New Delhi: Loopholes in at least half-a-dozen Indian laws and regulations allow food firms to push misleading advertisements promoting unhealthy food with barely any punitive action from the food regulator, doctors and social scientists said in a new report, urging the government to plug these gaps.
One of their key demands is to define “HFSS” or junk food that are high in fat, sugar and salt in the food safety regulations because in the absence of such a definition no action can be taken against companies advertising food items that are harmful to health.
HFSS foods are known to increase the risk of non-communicable diseases like diabetes, cardio-vascular disease and hypertension.
The public health campaigners made the demand weeks after the Indian Council of Medical Research’s Hyderabad-based National Institute of Nutrition released the nation’s latest dietary guidelines, which among other things put a threshold value for salt, added sugar, added fat and calorie for such food.
“The ICMR guideline has to be put into the laws and regulation for actions on the ground,” said Arun Gupta, paediatrician and convenor of the Nutrition Advocacy in Public Interest, a non-governmental organisation working on public health and nutrition. The report, made by NAPI, was released here on Friday.
The campaigners have approached the union government seeking modification in six laws and regulations for an effective control on junk food advertisements.

> _Exercise tasks_
**a.** Decide whether each statement below agrees with the article on junk food advertising. Answer yes or no for each and quote the exact words of the article that decide it.
(i) The campaigners want changes made to six laws and regulations.
(ii) The latest dietary guidelines came from a Hyderabad-based institute.
(iii) Arun Gupta is a cardiologist.
**b.** Extend the article on junk food advertising, picking up right after its final sentence.

> _Extracted data_
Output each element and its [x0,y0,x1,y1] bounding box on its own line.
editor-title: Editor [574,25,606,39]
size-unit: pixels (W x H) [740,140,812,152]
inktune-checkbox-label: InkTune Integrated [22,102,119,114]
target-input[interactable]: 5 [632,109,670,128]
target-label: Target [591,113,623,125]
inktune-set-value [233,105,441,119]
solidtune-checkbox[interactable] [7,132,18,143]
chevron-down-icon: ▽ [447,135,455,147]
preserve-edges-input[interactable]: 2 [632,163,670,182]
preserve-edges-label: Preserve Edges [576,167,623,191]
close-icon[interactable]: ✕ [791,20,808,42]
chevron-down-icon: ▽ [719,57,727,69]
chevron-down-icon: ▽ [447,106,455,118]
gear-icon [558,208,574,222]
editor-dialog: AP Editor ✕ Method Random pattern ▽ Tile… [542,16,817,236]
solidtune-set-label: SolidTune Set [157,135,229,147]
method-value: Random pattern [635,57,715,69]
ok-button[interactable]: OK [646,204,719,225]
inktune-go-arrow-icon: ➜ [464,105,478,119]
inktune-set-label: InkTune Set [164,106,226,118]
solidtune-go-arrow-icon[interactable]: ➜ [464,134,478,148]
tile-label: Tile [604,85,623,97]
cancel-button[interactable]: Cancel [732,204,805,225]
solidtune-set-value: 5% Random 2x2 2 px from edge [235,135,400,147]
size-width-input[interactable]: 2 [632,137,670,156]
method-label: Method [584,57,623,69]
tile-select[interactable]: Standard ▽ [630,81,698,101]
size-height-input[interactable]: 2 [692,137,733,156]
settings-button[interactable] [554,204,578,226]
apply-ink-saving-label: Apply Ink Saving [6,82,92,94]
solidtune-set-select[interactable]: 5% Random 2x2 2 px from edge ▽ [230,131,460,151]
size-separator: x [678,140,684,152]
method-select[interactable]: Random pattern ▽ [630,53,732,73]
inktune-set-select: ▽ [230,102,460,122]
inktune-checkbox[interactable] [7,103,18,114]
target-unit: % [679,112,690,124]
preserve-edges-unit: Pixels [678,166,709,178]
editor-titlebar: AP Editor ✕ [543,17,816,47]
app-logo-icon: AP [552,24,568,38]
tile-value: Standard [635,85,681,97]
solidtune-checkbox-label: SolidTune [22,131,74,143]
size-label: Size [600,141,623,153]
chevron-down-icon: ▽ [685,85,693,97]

> _Results of the exercise_
**a.**
(i) Yes: "seeking modification in six laws and regulations"
(ii) Yes: "Hyderabad-based National Institute of Nutrition released the nation’s latest dietary guidelines"
(iii) No: "paediatrician and convenor of the Nutrition Advocacy in Public Interest"

**b.**
They are Consumer Protection Act, 2019; The Food Safety and Standards Act, 2006; Food Safety and Standards (Packaging and Labelling) regulations, 2011; The Food Safety and Standards (Advertising and Claims) regulation, 2018; Cable Television Network Regulation Act and Rules, 1994 (Advertising Code) and Press Council of India’s Norms of Journalist Conduct, 2022.
“Tobacco advertisements have been banned because of health consequences. The same logic can be applied to prohibit advertisement of HFSS foods as the disease burden due to non-communicable diseases is way above lung cancer,” said Vandana Prasad, a community paediatrician and a member of NAPI.
When they complained to the FSSAI about nearly 150 such advertisements, the regulator formed a committee to scrutinise them and found at least 32 of them misleading. “But none has been fined as per the rules,” says the report. “The FSSAI only sought clarifications from the companies,” added Gupta.
“Our analysis shows a weakness in the process of identifying what is a misleading advertisement because no objective definition is available in the FSS Act 2006,” said social scientist Nupur Bidla, one of the co-authors of the report.
The Consumer Protection Act, 2019 defines “misleading advertisement” as a product or service that deliberately conceals “important” information. “But the consumer law doesn’t define important information in the context of food,” she noted.